**WHAT TO PRODUCE:**
Single out each line with the word "this" and copy it.

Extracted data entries
——
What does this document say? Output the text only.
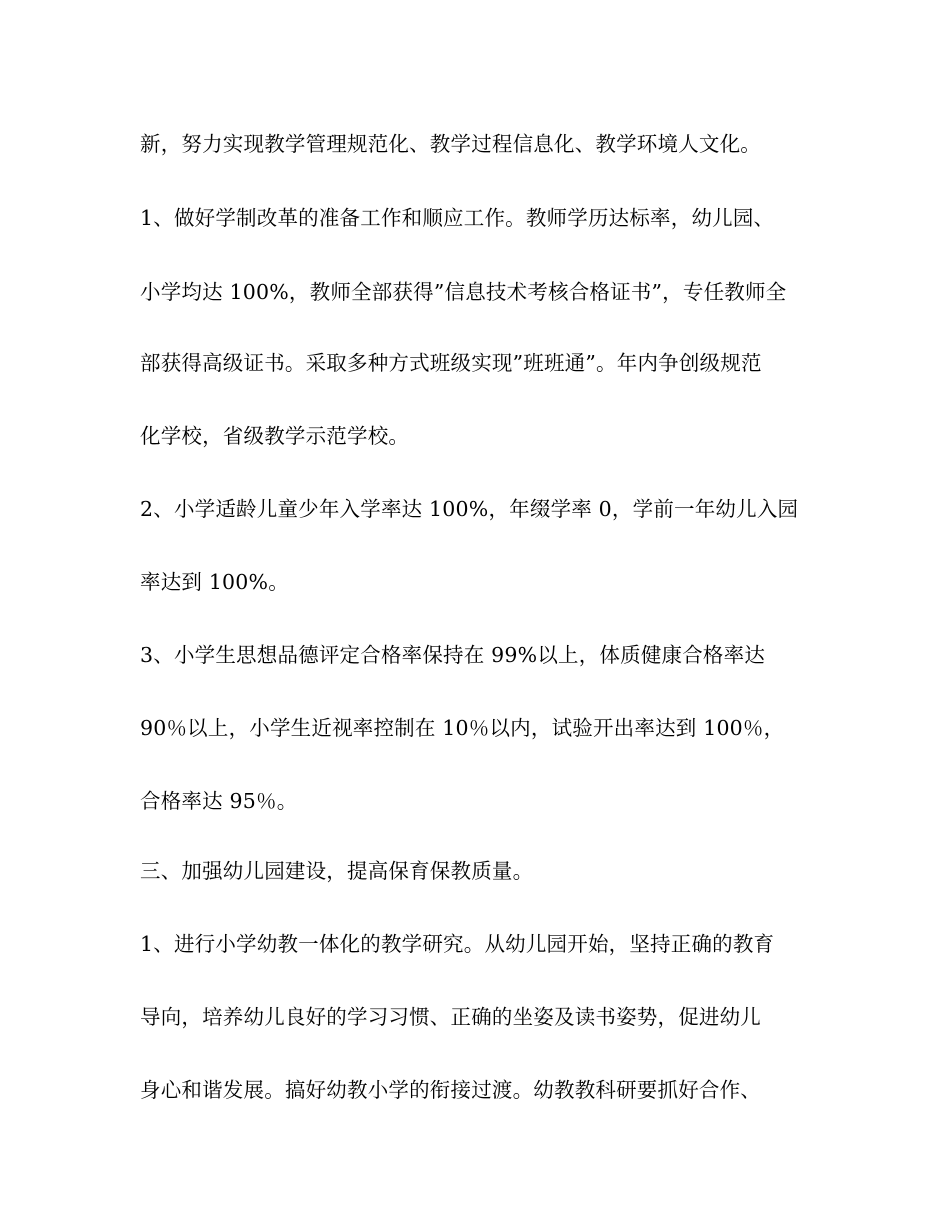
新，努力实现教学管理规范化、教学过程信息化、教学环境人文化。

1、做好学制改革的准备工作和顺应工作。教师学历达标率，幼儿园、

小学均达 100%，教师全部获得”信息技术考核合格证书”，专任教师全

部获得高级证书。采取多种方式班级实现”班班通”。年内争创级规范

化学校，省级教学示范学校。

2、小学适龄儿童少年入学率达 100%，年缀学率 0，学前一年幼儿入园

率达到 100%。

3、小学生思想品德评定合格率保持在 99%以上，体质健康合格率达

90％以上，小学生近视率控制在 10％以内，试验开出率达到 100％，

合格率达 95％。

三、加强幼儿园建设，提高保育保教质量。

1、进行小学幼教一体化的教学研究。从幼儿园开始，坚持正确的教育

导向，培养幼儿良好的学习习惯、正确的坐姿及读书姿势，促进幼儿

身心和谐发展。搞好幼教小学的衔接过渡。幼教教科研要抓好合作、
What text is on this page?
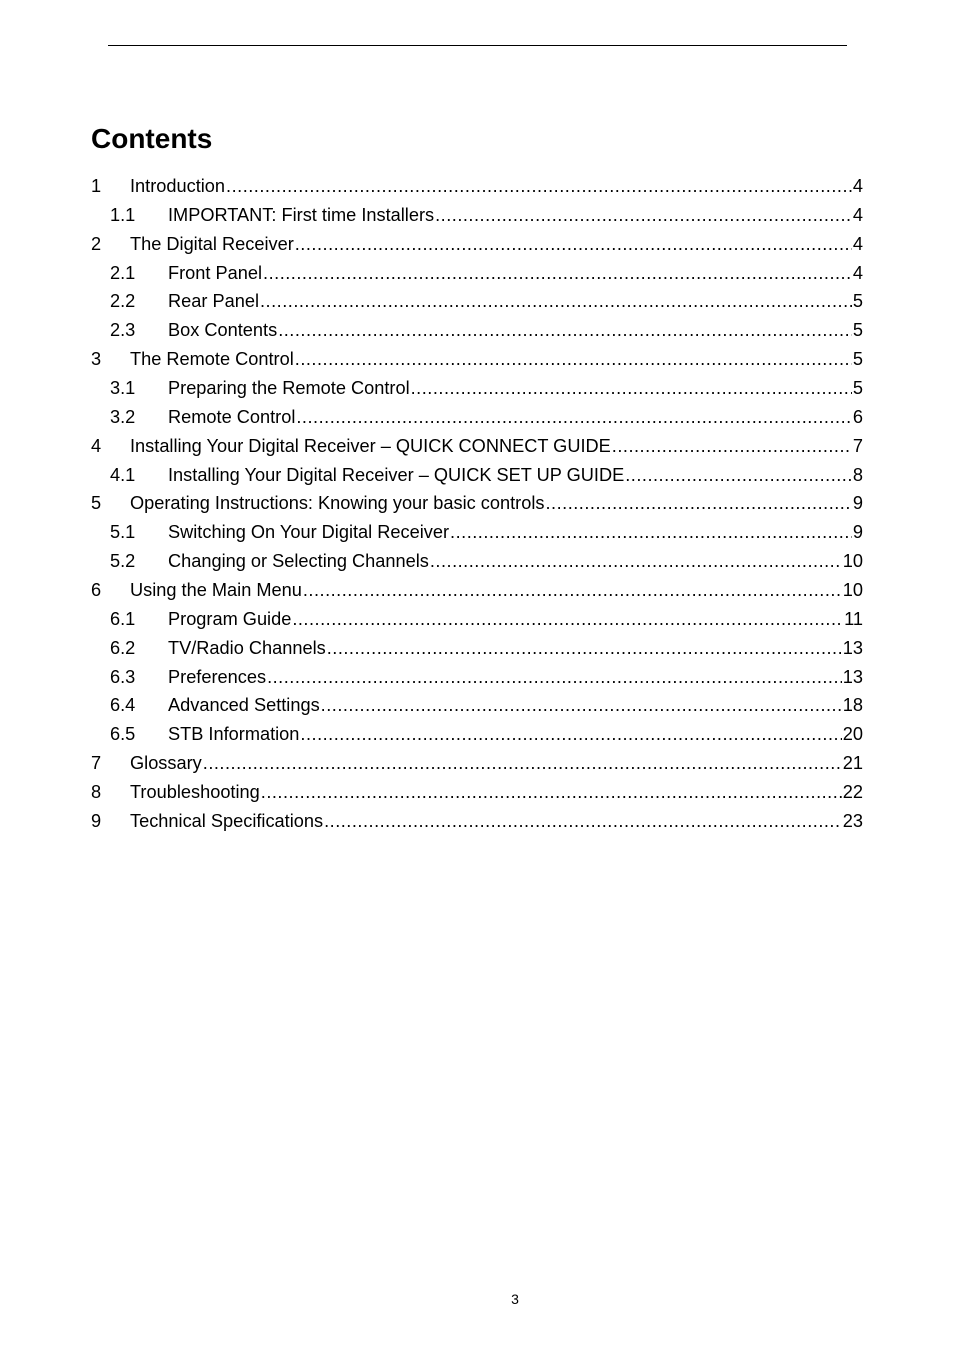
Contents
1	Introduction .....	4
1.1	IMPORTANT: First time Installers .....	4
2	The Digital Receiver .....	4
2.1	Front Panel .....	4
2.2	Rear Panel .....	5
2.3	Box Contents .....	5
3	The Remote Control .....	5
3.1	Preparing the Remote Control .....	5
3.2	Remote Control .....	6
4	Installing Your Digital Receiver – QUICK CONNECT GUIDE .....	7
4.1	Installing Your Digital Receiver – QUICK SET UP GUIDE .....	8
5	Operating Instructions: Knowing your basic controls .....	9
5.1	Switching On Your Digital Receiver .....	9
5.2	Changing or Selecting Channels .....	10
6	Using the Main Menu .....	10
6.1	Program Guide .....	11
6.2	TV/Radio Channels .....	13
6.3	Preferences .....	13
6.4	Advanced Settings .....	18
6.5	STB Information .....	20
7	Glossary .....	21
8	Troubleshooting .....	22
9	Technical Specifications .....	23
3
——
**FULL ANSWER:**
What does this document say? Output the text only.
What text is on this page?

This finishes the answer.